━━━ Records for the exercise ━━━

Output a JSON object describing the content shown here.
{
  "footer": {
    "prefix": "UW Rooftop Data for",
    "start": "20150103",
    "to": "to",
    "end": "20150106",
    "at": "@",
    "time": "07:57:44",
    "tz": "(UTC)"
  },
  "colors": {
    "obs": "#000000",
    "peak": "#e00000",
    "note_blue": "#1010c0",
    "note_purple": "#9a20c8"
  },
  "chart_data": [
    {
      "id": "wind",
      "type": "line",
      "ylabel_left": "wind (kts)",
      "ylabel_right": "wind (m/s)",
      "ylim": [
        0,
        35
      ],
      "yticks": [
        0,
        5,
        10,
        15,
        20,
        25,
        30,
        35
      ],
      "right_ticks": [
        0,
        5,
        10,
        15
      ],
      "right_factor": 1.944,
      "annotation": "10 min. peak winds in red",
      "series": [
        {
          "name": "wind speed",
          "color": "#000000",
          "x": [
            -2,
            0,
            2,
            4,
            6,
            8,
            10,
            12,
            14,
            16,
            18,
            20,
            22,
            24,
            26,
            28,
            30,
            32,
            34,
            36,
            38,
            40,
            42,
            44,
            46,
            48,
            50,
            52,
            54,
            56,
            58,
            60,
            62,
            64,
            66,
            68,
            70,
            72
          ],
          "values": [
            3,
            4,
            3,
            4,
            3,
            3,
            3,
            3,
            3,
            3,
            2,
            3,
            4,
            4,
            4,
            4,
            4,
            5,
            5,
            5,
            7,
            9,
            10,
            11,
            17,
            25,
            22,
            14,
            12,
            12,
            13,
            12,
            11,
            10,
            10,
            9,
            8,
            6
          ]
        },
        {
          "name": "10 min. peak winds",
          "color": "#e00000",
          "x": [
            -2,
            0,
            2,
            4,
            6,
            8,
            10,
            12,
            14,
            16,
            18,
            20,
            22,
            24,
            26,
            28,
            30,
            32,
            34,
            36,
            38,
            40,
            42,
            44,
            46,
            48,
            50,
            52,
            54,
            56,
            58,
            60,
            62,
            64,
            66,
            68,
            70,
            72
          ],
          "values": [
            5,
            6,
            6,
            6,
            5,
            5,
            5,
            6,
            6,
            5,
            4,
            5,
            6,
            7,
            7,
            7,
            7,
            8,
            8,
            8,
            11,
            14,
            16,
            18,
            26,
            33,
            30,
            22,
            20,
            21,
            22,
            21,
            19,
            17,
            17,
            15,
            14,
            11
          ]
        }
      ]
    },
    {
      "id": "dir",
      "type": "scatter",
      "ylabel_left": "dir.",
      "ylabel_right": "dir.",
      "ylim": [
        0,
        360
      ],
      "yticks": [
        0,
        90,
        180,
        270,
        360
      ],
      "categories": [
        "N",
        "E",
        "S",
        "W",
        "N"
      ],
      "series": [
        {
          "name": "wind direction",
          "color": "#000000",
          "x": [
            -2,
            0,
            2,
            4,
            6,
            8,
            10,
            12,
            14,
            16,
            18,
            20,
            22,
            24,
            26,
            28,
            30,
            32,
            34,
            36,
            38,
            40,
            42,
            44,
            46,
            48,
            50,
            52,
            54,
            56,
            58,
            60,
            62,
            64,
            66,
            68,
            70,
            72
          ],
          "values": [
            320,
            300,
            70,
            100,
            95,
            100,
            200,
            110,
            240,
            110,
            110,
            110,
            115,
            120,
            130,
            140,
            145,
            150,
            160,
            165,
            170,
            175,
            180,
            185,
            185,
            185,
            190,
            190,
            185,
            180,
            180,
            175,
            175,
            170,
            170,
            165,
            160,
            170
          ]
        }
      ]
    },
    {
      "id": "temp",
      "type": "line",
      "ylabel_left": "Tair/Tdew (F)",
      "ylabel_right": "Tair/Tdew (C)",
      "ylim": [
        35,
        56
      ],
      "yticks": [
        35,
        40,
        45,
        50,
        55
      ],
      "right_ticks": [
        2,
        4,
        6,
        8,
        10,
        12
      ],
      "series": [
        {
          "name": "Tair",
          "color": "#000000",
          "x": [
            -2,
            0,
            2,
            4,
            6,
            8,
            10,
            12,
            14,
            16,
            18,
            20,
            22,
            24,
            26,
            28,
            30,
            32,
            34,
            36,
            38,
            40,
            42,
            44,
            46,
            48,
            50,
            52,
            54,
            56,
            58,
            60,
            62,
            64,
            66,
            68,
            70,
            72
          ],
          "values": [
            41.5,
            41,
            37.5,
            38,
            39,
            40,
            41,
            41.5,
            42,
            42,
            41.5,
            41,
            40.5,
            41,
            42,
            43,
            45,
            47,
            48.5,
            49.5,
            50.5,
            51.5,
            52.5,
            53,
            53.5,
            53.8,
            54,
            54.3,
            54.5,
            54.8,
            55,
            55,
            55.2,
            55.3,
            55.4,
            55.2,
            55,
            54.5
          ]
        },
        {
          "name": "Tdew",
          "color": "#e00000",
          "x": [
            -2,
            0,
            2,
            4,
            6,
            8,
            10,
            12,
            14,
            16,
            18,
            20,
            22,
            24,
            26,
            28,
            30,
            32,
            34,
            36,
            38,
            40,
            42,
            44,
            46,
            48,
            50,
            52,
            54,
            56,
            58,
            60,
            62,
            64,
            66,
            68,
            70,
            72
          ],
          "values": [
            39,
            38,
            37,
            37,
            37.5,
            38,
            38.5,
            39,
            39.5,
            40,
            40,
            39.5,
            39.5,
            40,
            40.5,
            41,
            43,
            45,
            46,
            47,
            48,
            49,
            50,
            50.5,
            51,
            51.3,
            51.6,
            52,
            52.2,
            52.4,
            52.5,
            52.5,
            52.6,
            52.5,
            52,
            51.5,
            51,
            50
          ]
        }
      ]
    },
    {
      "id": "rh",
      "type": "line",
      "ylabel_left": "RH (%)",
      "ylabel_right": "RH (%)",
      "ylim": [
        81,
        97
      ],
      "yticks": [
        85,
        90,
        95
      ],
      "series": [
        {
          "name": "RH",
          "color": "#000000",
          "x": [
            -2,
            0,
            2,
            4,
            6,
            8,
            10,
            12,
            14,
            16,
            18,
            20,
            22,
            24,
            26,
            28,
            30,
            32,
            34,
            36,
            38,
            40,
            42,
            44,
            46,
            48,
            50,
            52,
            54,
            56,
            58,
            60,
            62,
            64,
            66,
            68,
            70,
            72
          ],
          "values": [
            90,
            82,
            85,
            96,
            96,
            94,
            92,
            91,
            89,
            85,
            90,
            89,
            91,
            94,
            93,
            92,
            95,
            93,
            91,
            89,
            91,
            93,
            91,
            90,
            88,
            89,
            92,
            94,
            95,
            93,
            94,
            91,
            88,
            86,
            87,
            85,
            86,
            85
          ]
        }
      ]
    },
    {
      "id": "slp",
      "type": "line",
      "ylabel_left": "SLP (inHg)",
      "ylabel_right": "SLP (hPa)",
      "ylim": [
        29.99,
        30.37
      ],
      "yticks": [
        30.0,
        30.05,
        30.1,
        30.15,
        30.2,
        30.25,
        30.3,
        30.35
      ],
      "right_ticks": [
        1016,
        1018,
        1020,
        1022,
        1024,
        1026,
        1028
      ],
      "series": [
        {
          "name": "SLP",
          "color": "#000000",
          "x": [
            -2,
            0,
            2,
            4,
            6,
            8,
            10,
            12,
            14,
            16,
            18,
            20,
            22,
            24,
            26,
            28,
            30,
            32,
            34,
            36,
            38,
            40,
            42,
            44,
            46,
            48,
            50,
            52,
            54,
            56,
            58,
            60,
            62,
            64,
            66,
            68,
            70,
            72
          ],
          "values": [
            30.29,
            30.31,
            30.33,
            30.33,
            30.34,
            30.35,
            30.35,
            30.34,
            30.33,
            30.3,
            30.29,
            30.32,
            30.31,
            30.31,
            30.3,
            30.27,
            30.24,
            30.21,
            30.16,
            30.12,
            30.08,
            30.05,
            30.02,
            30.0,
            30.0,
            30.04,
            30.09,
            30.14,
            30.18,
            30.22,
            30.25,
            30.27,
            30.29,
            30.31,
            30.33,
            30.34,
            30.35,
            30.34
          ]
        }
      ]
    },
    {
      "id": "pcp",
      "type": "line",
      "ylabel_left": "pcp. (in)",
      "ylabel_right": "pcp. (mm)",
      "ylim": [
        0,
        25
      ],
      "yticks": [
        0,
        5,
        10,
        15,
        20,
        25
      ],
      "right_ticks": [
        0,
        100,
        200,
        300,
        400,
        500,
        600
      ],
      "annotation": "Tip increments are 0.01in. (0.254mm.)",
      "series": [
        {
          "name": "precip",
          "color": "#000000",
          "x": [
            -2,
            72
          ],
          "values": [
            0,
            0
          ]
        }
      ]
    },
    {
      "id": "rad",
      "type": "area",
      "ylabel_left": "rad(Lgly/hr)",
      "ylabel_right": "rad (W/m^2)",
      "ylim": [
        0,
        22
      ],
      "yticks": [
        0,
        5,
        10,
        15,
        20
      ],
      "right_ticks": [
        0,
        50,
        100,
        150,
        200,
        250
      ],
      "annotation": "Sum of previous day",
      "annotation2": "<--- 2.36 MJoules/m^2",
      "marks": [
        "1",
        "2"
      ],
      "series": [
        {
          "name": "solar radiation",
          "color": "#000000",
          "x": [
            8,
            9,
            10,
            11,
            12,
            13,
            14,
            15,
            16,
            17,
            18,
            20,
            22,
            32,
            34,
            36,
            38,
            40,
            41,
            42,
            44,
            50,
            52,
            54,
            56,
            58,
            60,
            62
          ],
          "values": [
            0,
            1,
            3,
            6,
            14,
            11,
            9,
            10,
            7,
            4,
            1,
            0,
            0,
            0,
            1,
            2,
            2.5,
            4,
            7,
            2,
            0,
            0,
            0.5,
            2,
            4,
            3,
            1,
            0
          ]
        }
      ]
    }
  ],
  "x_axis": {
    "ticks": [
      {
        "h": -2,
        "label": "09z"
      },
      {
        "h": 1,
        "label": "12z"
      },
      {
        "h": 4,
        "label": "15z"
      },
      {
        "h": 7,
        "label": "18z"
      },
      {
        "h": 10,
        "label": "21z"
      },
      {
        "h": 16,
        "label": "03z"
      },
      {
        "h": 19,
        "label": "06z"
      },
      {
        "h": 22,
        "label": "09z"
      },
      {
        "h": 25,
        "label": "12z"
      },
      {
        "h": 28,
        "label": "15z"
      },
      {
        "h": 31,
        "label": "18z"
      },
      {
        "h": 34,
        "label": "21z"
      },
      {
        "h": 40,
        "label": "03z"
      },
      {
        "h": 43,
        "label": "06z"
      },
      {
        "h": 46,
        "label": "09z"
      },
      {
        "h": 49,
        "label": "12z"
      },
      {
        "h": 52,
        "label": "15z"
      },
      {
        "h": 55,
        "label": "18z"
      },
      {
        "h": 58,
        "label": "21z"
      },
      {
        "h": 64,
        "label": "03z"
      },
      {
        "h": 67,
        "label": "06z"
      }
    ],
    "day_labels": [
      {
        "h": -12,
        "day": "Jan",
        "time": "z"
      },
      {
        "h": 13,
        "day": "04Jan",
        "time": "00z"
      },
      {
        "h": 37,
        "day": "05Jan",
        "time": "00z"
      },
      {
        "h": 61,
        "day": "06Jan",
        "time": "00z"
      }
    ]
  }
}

━━━

### Stated task
From the data above, count the lines where "peak" occurs and give that figure and nothing else.

### Solution for this task
3